Goal:
Filter the records below for the word "help". Copy each line that holds it.

Data entries:
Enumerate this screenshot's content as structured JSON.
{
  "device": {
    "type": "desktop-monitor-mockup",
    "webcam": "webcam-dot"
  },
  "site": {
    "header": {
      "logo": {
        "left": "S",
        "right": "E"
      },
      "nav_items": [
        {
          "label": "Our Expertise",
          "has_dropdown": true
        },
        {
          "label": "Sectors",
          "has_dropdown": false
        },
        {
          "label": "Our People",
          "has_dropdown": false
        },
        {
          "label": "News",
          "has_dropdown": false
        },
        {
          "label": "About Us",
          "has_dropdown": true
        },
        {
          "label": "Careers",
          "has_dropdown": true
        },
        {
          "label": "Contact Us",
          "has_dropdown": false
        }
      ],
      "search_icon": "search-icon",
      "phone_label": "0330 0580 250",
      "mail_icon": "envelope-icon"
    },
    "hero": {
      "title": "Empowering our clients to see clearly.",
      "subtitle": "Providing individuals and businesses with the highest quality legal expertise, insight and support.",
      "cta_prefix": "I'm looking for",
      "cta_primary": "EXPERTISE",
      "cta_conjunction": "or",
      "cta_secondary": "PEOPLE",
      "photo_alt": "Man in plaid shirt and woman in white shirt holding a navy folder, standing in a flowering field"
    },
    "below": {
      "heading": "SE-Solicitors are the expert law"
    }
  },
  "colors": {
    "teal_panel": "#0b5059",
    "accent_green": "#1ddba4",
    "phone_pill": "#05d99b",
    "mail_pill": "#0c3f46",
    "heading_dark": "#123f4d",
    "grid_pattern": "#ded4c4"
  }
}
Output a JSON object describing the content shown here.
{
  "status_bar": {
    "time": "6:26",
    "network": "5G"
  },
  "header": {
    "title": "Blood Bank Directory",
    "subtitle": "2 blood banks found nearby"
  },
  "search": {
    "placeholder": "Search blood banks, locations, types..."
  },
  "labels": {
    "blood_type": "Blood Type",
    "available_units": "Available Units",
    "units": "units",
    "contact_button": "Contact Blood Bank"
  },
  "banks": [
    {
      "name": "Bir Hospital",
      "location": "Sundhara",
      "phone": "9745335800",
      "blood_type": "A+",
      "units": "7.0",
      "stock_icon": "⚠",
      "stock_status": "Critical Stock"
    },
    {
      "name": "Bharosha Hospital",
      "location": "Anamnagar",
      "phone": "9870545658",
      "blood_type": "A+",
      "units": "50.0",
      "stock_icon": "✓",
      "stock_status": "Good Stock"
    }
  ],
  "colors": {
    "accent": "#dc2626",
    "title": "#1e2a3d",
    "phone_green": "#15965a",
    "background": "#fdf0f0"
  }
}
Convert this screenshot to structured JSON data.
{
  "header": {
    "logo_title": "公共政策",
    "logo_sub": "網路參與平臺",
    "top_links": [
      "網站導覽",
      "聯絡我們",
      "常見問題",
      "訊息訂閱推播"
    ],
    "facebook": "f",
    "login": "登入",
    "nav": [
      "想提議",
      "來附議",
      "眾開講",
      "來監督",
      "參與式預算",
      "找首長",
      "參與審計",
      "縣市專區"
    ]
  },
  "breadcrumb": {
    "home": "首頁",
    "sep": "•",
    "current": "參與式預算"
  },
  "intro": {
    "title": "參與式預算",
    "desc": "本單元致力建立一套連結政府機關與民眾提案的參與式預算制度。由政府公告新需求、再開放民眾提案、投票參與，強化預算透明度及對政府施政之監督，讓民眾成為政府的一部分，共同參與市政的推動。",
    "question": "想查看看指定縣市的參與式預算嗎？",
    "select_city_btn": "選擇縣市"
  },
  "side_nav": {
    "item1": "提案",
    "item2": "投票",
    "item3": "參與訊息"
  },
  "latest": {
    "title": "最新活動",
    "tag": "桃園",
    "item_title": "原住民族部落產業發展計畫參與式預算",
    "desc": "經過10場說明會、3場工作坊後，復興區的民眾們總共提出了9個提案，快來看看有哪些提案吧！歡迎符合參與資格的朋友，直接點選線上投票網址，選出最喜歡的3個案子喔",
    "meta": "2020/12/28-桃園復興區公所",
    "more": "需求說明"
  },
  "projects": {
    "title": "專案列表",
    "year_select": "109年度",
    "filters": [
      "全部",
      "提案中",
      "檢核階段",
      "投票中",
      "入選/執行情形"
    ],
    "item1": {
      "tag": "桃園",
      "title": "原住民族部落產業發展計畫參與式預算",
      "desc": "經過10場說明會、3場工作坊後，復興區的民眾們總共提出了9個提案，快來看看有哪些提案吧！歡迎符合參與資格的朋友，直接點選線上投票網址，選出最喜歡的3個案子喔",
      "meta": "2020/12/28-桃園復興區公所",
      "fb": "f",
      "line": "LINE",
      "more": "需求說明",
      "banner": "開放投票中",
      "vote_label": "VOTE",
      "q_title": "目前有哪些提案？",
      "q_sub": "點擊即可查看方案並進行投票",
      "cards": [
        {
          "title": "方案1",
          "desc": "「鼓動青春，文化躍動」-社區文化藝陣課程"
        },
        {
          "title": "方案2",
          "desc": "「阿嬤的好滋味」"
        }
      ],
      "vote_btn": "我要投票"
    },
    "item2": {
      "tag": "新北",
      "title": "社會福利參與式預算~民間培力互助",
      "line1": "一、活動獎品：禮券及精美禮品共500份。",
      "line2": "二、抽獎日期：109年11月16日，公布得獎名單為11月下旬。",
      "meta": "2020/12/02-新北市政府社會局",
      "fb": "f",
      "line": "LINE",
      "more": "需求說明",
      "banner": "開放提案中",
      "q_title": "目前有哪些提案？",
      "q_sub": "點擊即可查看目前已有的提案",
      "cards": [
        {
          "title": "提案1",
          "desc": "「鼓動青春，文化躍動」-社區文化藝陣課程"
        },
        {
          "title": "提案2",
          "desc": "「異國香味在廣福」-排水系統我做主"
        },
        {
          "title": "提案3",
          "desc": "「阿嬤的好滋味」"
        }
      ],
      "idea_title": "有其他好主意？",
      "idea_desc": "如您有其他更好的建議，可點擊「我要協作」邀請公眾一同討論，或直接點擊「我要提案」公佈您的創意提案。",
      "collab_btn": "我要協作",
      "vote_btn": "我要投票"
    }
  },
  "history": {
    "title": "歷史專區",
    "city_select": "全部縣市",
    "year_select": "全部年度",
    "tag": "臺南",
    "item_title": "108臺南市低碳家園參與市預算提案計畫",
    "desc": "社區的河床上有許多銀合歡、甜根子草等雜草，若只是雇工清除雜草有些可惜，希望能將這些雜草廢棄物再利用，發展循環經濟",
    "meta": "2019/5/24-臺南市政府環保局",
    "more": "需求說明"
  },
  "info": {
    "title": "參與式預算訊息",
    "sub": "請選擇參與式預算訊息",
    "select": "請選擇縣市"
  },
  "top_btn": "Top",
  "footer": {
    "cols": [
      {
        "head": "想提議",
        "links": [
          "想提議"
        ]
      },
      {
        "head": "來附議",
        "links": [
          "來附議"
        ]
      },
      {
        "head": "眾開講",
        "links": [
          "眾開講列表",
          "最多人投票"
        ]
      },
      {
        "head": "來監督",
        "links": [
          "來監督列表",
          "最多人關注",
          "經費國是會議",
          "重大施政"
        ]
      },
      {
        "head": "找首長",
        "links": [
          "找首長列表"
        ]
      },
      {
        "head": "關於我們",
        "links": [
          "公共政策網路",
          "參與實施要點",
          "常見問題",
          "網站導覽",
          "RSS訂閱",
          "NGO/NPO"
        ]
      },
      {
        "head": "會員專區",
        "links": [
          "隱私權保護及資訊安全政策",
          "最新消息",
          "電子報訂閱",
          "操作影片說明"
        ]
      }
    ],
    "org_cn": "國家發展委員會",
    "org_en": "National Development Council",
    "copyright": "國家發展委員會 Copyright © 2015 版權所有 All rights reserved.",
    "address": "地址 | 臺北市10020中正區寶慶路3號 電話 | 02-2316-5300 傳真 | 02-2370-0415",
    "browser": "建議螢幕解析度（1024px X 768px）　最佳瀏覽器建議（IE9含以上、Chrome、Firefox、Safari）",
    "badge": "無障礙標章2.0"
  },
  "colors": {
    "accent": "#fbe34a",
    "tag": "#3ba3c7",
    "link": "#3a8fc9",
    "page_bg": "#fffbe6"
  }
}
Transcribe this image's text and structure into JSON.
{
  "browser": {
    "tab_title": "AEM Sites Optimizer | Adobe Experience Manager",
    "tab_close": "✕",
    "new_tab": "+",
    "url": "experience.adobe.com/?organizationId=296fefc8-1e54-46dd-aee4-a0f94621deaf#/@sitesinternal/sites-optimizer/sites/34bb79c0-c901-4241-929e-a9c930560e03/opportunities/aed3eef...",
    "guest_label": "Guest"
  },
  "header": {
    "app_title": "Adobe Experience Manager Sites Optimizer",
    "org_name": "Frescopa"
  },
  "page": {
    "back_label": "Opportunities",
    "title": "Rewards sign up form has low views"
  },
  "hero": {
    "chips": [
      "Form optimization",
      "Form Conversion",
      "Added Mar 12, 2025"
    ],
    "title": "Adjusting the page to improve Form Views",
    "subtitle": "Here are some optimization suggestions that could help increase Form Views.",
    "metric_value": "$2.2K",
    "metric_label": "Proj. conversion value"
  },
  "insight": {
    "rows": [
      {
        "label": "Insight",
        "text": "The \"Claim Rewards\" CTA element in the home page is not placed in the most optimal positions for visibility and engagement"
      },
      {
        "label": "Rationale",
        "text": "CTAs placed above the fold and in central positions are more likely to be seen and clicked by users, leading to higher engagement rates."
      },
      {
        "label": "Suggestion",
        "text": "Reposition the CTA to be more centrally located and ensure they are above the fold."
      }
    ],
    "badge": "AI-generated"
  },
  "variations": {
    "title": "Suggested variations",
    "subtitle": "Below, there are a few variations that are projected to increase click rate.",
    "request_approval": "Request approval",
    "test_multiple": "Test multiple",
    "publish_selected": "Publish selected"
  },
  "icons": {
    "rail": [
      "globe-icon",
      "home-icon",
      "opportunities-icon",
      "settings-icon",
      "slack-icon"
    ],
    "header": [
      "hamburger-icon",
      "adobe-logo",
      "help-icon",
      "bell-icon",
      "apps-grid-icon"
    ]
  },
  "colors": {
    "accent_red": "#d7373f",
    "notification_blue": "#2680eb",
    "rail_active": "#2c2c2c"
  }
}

Full response:
    "subtitle": "Here are some optimization suggestions that could help increase Form Views.",
      "help-icon",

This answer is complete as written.